--- Begin Records provided ---
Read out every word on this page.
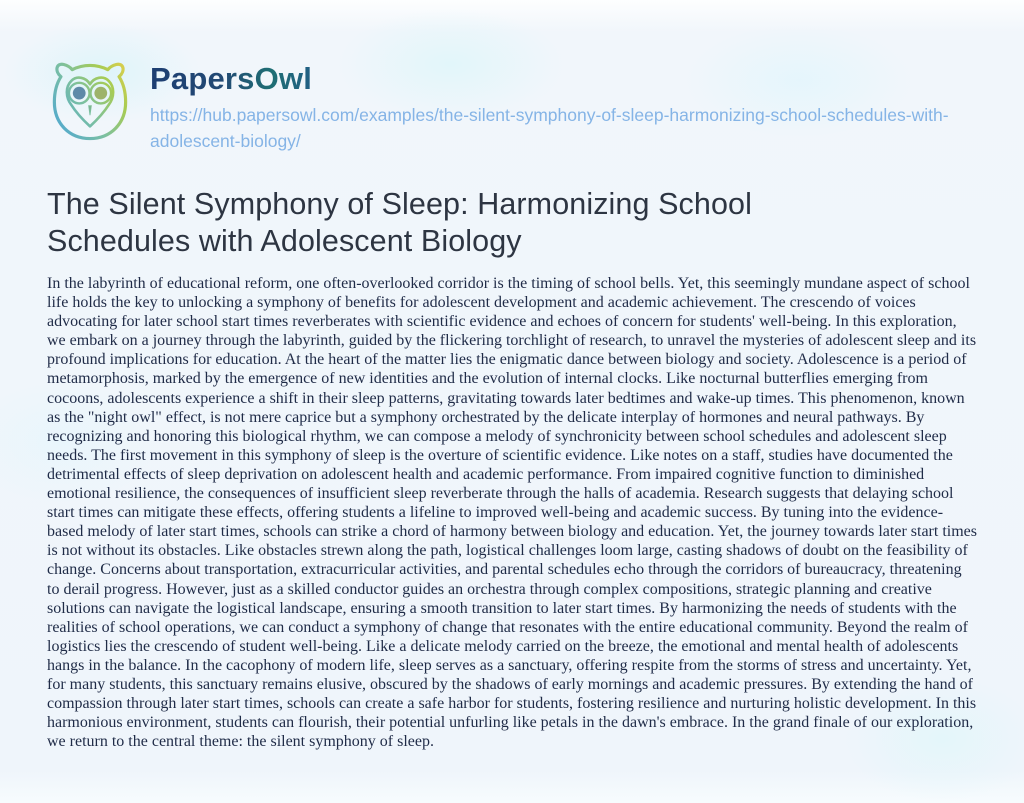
PapersOwl
https://hub.papersowl.com/examples/the-silent-symphony-of-sleep-harmonizing-school-schedules-with-adolescent-biology/
The Silent Symphony of Sleep: Harmonizing School Schedules with Adolescent Biology

In the labyrinth of educational reform, one often-overlooked corridor is the timing of school bells. Yet, this seemingly mundane aspect of school life holds the key to unlocking a symphony of benefits for adolescent development and academic achievement. The crescendo of voices advocating for later school start times reverberates with scientific evidence and echoes of concern for students' well-being. In this exploration, we embark on a journey through the labyrinth, guided by the flickering torchlight of research, to unravel the mysteries of adolescent sleep and its profound implications for education. At the heart of the matter lies the enigmatic dance between biology and society. Adolescence is a period of metamorphosis, marked by the emergence of new identities and the evolution of internal clocks. Like nocturnal butterflies emerging from cocoons, adolescents experience a shift in their sleep patterns, gravitating towards later bedtimes and wake-up times. This phenomenon, known as the "night owl" effect, is not mere caprice but a symphony orchestrated by the delicate interplay of hormones and neural pathways. By recognizing and honoring this biological rhythm, we can compose a melody of synchronicity between school schedules and adolescent sleep needs. The first movement in this symphony of sleep is the overture of scientific evidence. Like notes on a staff, studies have documented the detrimental effects of sleep deprivation on adolescent health and academic performance. From impaired cognitive function to diminished emotional resilience, the consequences of insufficient sleep reverberate through the halls of academia. Research suggests that delaying school start times can mitigate these effects, offering students a lifeline to improved well-being and academic success. By tuning into the evidence-based melody of later start times, schools can strike a chord of harmony between biology and education. Yet, the journey towards later start times is not without its obstacles. Like obstacles strewn along the path, logistical challenges loom large, casting shadows of doubt on the feasibility of change. Concerns about transportation, extracurricular activities, and parental schedules echo through the corridors of bureaucracy, threatening to derail progress. However, just as a skilled conductor guides an orchestra through complex compositions, strategic planning and creative solutions can navigate the logistical landscape, ensuring a smooth transition to later start times. By harmonizing the needs of students with the realities of school operations, we can conduct a symphony of change that resonates with the entire educational community. Beyond the realm of logistics lies the crescendo of student well-being. Like a delicate melody carried on the breeze, the emotional and mental health of adolescents hangs in the balance. In the cacophony of modern life, sleep serves as a sanctuary, offering respite from the storms of stress and uncertainty. Yet, for many students, this sanctuary remains elusive, obscured by the shadows of early mornings and academic pressures. By extending the hand of compassion through later start times, schools can create a safe harbor for students, fostering resilience and nurturing holistic development. In this harmonious environment, students can flourish, their potential unfurling like petals in the dawn's embrace. In the grand finale of our exploration, we return to the central theme: the silent symphony of sleep.
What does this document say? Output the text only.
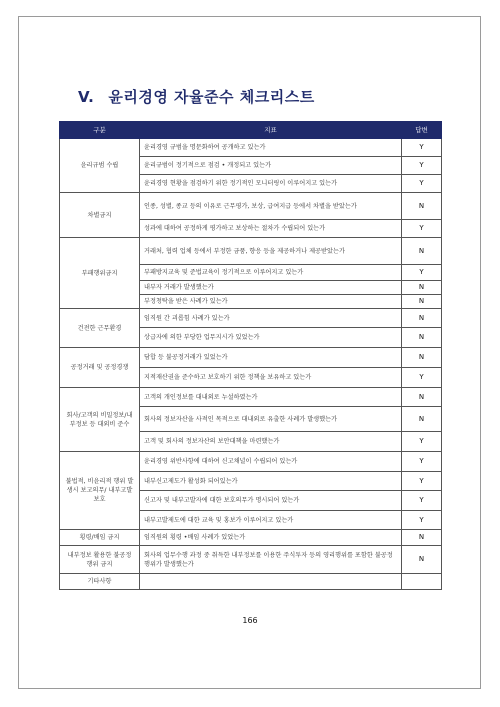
V. 윤리경영 자율준수 체크리스트
구분	지표	답변
윤리규범 수립	윤리경영 규범을 명문화하여 공개하고 있는가	Y
	윤리규범이 정기적으로 점검 • 개정되고 있는가	Y
	윤리경영 현황을 점검하기 위한 정기적인 모니터링이 이루어지고 있는가	Y
차별금지	인종, 성별, 종교 등의 이유로 근무평가, 보상, 급여지급 등에서 차별을 받았는가	N
	성과에 대하여 공정하게 평가하고 보상하는 절차가 수립되어 있는가	Y
부패행위금지	거래처, 협력 업체 등에서 부정한 금품, 향응 등을 제공하거나 제공받았는가	N
	부패방지교육 및 준법교육이 정기적으로 이루어지고 있는가	Y
	내부자 거래가 발생했는가	N
	부정청탁을 받은 사례가 있는가	N
건전한 근무환경	임직원 간 괴롭힘 사례가 있는가	N
	상급자에 의한 부당한 업무지시가 있었는가	N
공정거래 및 공정경쟁	담합 등 불공정거래가 있었는가	N
	지적재산권을 준수하고 보호하기 위한 정책을 보유하고 있는가	Y
회사/고객의 비밀정보/내부정보 등 대외비 준수	고객의 개인정보를 대내외로 누설하였는가	N
	회사의 정보자산을 사적인 목적으로 대내외로 유출한 사례가 발생했는가	N
	고객 및 회사의 정보자산의 보안대책을 마련했는가	Y
불법적, 비윤리적 행위 발생시 보고의무/ 내부고발 보호	윤리경영 위반사항에 대하여 신고채널이 수립되어 있는가	Y
	내부신고제도가 활성화 되어있는가	Y
	신고자 및 내부고발자에 대한 보호의무가 명시되어 있는가	Y
	내부고발제도에 대한 교육 및 홍보가 이루어지고 있는가	Y
횡령/배임 금지	임직원의 횡령 •배임 사례가 있었는가	N
내부정보 활용한 불공정 행위 금지	회사의 업무수행 과정 중 취득한 내부정보를 이용한 주식투자 등의 영리행위를 포함한 불공정행위가 발생했는가	N
기타사항		
166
--- End Records provided ---
▸ Challenge:
Exactly the lines from the line with "What does this" through the last line of the listing, both included, should be extracted, and the pictures left behind.

▸ Answer to this task:
What does this document say? Output the text only.
V. 윤리경영 자율준수 체크리스트
구분	지표	답변
윤리규범 수립	윤리경영 규범을 명문화하여 공개하고 있는가	Y
	윤리규범이 정기적으로 점검 • 개정되고 있는가	Y
	윤리경영 현황을 점검하기 위한 정기적인 모니터링이 이루어지고 있는가	Y
차별금지	인종, 성별, 종교 등의 이유로 근무평가, 보상, 급여지급 등에서 차별을 받았는가	N
	성과에 대하여 공정하게 평가하고 보상하는 절차가 수립되어 있는가	Y
부패행위금지	거래처, 협력 업체 등에서 부정한 금품, 향응 등을 제공하거나 제공받았는가	N
	부패방지교육 및 준법교육이 정기적으로 이루어지고 있는가	Y
	내부자 거래가 발생했는가	N
	부정청탁을 받은 사례가 있는가	N
건전한 근무환경	임직원 간 괴롭힘 사례가 있는가	N
	상급자에 의한 부당한 업무지시가 있었는가	N
공정거래 및 공정경쟁	담합 등 불공정거래가 있었는가	N
	지적재산권을 준수하고 보호하기 위한 정책을 보유하고 있는가	Y
회사/고객의 비밀정보/내부정보 등 대외비 준수	고객의 개인정보를 대내외로 누설하였는가	N
	회사의 정보자산을 사적인 목적으로 대내외로 유출한 사례가 발생했는가	N
	고객 및 회사의 정보자산의 보안대책을 마련했는가	Y
불법적, 비윤리적 행위 발생시 보고의무/ 내부고발 보호	윤리경영 위반사항에 대하여 신고채널이 수립되어 있는가	Y
	내부신고제도가 활성화 되어있는가	Y
	신고자 및 내부고발자에 대한 보호의무가 명시되어 있는가	Y
	내부고발제도에 대한 교육 및 홍보가 이루어지고 있는가	Y
횡령/배임 금지	임직원의 횡령 •배임 사례가 있었는가	N
내부정보 활용한 불공정 행위 금지	회사의 업무수행 과정 중 취득한 내부정보를 이용한 주식투자 등의 영리행위를 포함한 불공정행위가 발생했는가	N
기타사항		
166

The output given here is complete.